* _Problem_
Tell how many lines in the data below hold the string "title"; give nothing but the number.

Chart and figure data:
__________

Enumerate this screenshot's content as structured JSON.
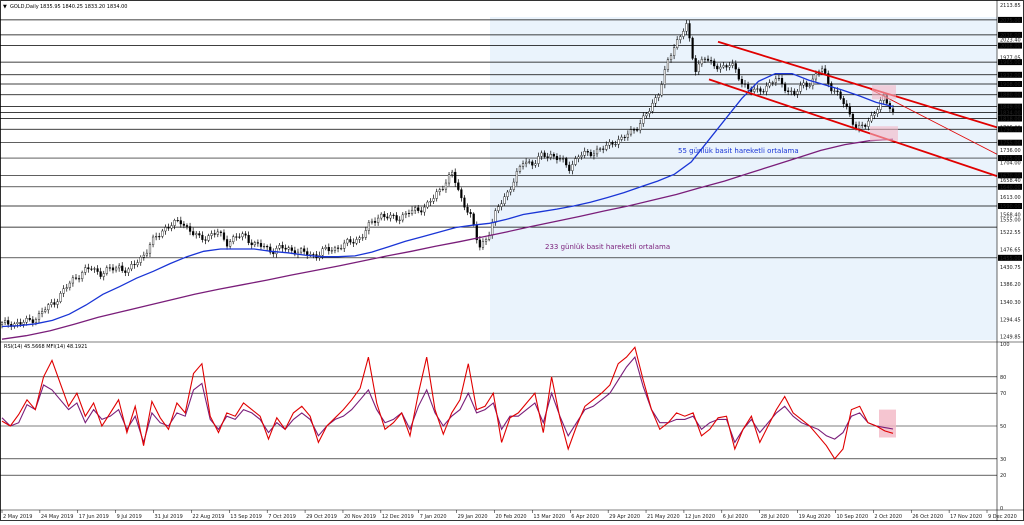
{
  "header": {
    "symbol_label": "GOLD,Daily",
    "ohlc_label": "1835.95 1840.25 1833.20 1834.00"
  },
  "colors": {
    "background": "#ffffff",
    "highlight_zone": "#eaf3fc",
    "candles": "#000000",
    "sma55": "#1a35d6",
    "sma233": "#7a1e7a",
    "channel": "#e00000",
    "rsi": "#e00000",
    "mfi": "#7a1e7a",
    "pink_zone": "#f3b6c4",
    "grid": "#000000"
  },
  "annotations": {
    "sma55_label": "55 günlük basit hareketli ortalama",
    "sma233_label": "233 günlük basit hareketli ortalama"
  },
  "oscillator": {
    "header_label": "RSI(14) 45.5668   MFI(14) 48.1921"
  },
  "chart_data": [
    {
      "type": "line",
      "title": "GOLD,Daily",
      "xlabel": "",
      "ylabel": "",
      "grid": false,
      "ylim": [
        1240.85,
        2113.85
      ],
      "x_ticks": [
        "2 May 2019",
        "24 May 2019",
        "17 Jun 2019",
        "9 Jul 2019",
        "31 Jul 2019",
        "22 Aug 2019",
        "13 Sep 2019",
        "7 Oct 2019",
        "29 Oct 2019",
        "20 Nov 2019",
        "12 Dec 2019",
        "7 Jan 2020",
        "29 Jan 2020",
        "20 Feb 2020",
        "13 Mar 2020",
        "6 Apr 2020",
        "29 Apr 2020",
        "21 May 2020",
        "12 Jun 2020",
        "6 Jul 2020",
        "28 Jul 2020",
        "19 Aug 2020",
        "10 Sep 2020",
        "2 Oct 2020",
        "26 Oct 2020",
        "17 Nov 2020",
        "9 Dec 2020"
      ],
      "y_ticks": [
        "2113.85",
        "2075.00",
        "2036.00",
        "2023.40",
        "2008.00",
        "1977.05",
        "1965.00",
        "1932.00",
        "1908.00",
        "1880.00",
        "1849.00",
        "1834.00",
        "1818.00",
        "1795.00",
        "1790.00",
        "1755.00",
        "1736.00",
        "1715.00",
        "1704.00",
        "1670.00",
        "1658.40",
        "1640.00",
        "1613.00",
        "1590.00",
        "1568.40",
        "1555.00",
        "1522.55",
        "1476.65",
        "1455.00",
        "1430.75",
        "1386.20",
        "1340.30",
        "1294.45",
        "1249.85"
      ],
      "boxed_levels": [
        "2075.00",
        "2036.00",
        "2008.00",
        "1965.00",
        "1932.00",
        "1908.00",
        "1880.00",
        "1849.00",
        "1834.00",
        "1818.00",
        "1790.00",
        "1755.00",
        "1715.00",
        "1670.00",
        "1640.00",
        "1590.00",
        "1535.00",
        "1455.00"
      ],
      "series": [
        {
          "name": "GOLD,Daily",
          "values": [
            1281,
            1286,
            1282,
            1292,
            1302,
            1325,
            1345,
            1372,
            1402,
            1418,
            1428,
            1415,
            1423,
            1433,
            1418,
            1446,
            1470,
            1506,
            1532,
            1541,
            1552,
            1521,
            1505,
            1513,
            1520,
            1496,
            1508,
            1513,
            1490,
            1484,
            1474,
            1480,
            1478,
            1470,
            1465,
            1462,
            1475,
            1480,
            1488,
            1500,
            1510,
            1545,
            1568,
            1558,
            1560,
            1570,
            1579,
            1589,
            1610,
            1645,
            1675,
            1610,
            1571,
            1480,
            1515,
            1580,
            1620,
            1660,
            1710,
            1700,
            1720,
            1725,
            1710,
            1690,
            1720,
            1725,
            1735,
            1740,
            1760,
            1765,
            1785,
            1810,
            1840,
            1890,
            1965,
            2020,
            2068,
            1940,
            1985,
            1950,
            1955,
            1960,
            1920,
            1895,
            1885,
            1905,
            1920,
            1900,
            1880,
            1905,
            1915,
            1950,
            1905,
            1875,
            1840,
            1790,
            1800,
            1840,
            1870,
            1834
          ]
        },
        {
          "name": "55 günlük basit hareketli ortalama",
          "values": [
            1276,
            1278,
            1283,
            1292,
            1308,
            1332,
            1360,
            1380,
            1402,
            1420,
            1440,
            1458,
            1472,
            1478,
            1478,
            1478,
            1472,
            1468,
            1462,
            1458,
            1458,
            1460,
            1470,
            1484,
            1498,
            1510,
            1522,
            1534,
            1540,
            1545,
            1555,
            1568,
            1575,
            1582,
            1590,
            1600,
            1612,
            1625,
            1640,
            1655,
            1673,
            1705,
            1760,
            1815,
            1870,
            1915,
            1935,
            1935,
            1918,
            1905,
            1892,
            1877,
            1860,
            1849
          ]
        },
        {
          "name": "233 günlük basit hareketli ortalama",
          "values": [
            1243,
            1252,
            1265,
            1282,
            1300,
            1315,
            1330,
            1345,
            1360,
            1373,
            1385,
            1397,
            1410,
            1422,
            1434,
            1447,
            1460,
            1472,
            1485,
            1497,
            1510,
            1523,
            1537,
            1550,
            1563,
            1577,
            1590,
            1605,
            1620,
            1638,
            1655,
            1675,
            1695,
            1715,
            1735,
            1750,
            1760,
            1764
          ]
        }
      ],
      "annotations": [
        "55 günlük basit hareketli ortalama",
        "233 günlük basit hareketli ortalama"
      ]
    },
    {
      "type": "line",
      "title": "RSI(14) 45.5668   MFI(14) 48.1921",
      "ylim": [
        0,
        100
      ],
      "y_ticks": [
        "100",
        "80",
        "70",
        "50",
        "30",
        "20",
        "0"
      ],
      "series": [
        {
          "name": "RSI(14)",
          "values": [
            53,
            50,
            57,
            66,
            60,
            80,
            90,
            76,
            62,
            70,
            56,
            64,
            50,
            58,
            66,
            46,
            62,
            38,
            65,
            55,
            48,
            64,
            58,
            82,
            88,
            56,
            46,
            58,
            56,
            64,
            60,
            56,
            42,
            55,
            48,
            58,
            62,
            56,
            40,
            50,
            55,
            60,
            66,
            73,
            92,
            64,
            48,
            52,
            58,
            44,
            70,
            92,
            60,
            45,
            58,
            66,
            88,
            60,
            62,
            70,
            40,
            55,
            58,
            64,
            70,
            46,
            80,
            55,
            36,
            50,
            62,
            66,
            70,
            75,
            88,
            92,
            98,
            78,
            60,
            48,
            52,
            58,
            56,
            58,
            44,
            48,
            55,
            56,
            36,
            48,
            56,
            40,
            50,
            60,
            68,
            58,
            54,
            50,
            44,
            38,
            30,
            36,
            60,
            62,
            52,
            50,
            47,
            45.57
          ]
        },
        {
          "name": "MFI(14)",
          "values": [
            55,
            50,
            52,
            63,
            60,
            75,
            72,
            66,
            60,
            64,
            52,
            60,
            54,
            56,
            60,
            48,
            56,
            40,
            58,
            52,
            50,
            58,
            56,
            72,
            76,
            54,
            48,
            56,
            54,
            60,
            58,
            54,
            46,
            52,
            48,
            54,
            58,
            54,
            44,
            50,
            54,
            56,
            60,
            66,
            72,
            60,
            52,
            54,
            58,
            48,
            62,
            72,
            58,
            50,
            56,
            60,
            70,
            58,
            60,
            64,
            48,
            56,
            56,
            60,
            64,
            52,
            70,
            56,
            44,
            52,
            60,
            62,
            66,
            70,
            78,
            86,
            92,
            74,
            60,
            52,
            52,
            54,
            54,
            56,
            48,
            52,
            54,
            54,
            40,
            48,
            54,
            46,
            52,
            58,
            62,
            56,
            52,
            50,
            48,
            44,
            42,
            46,
            56,
            58,
            52,
            50,
            49,
            48.19
          ]
        }
      ]
    }
  ]
}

__________

* _Task output_
2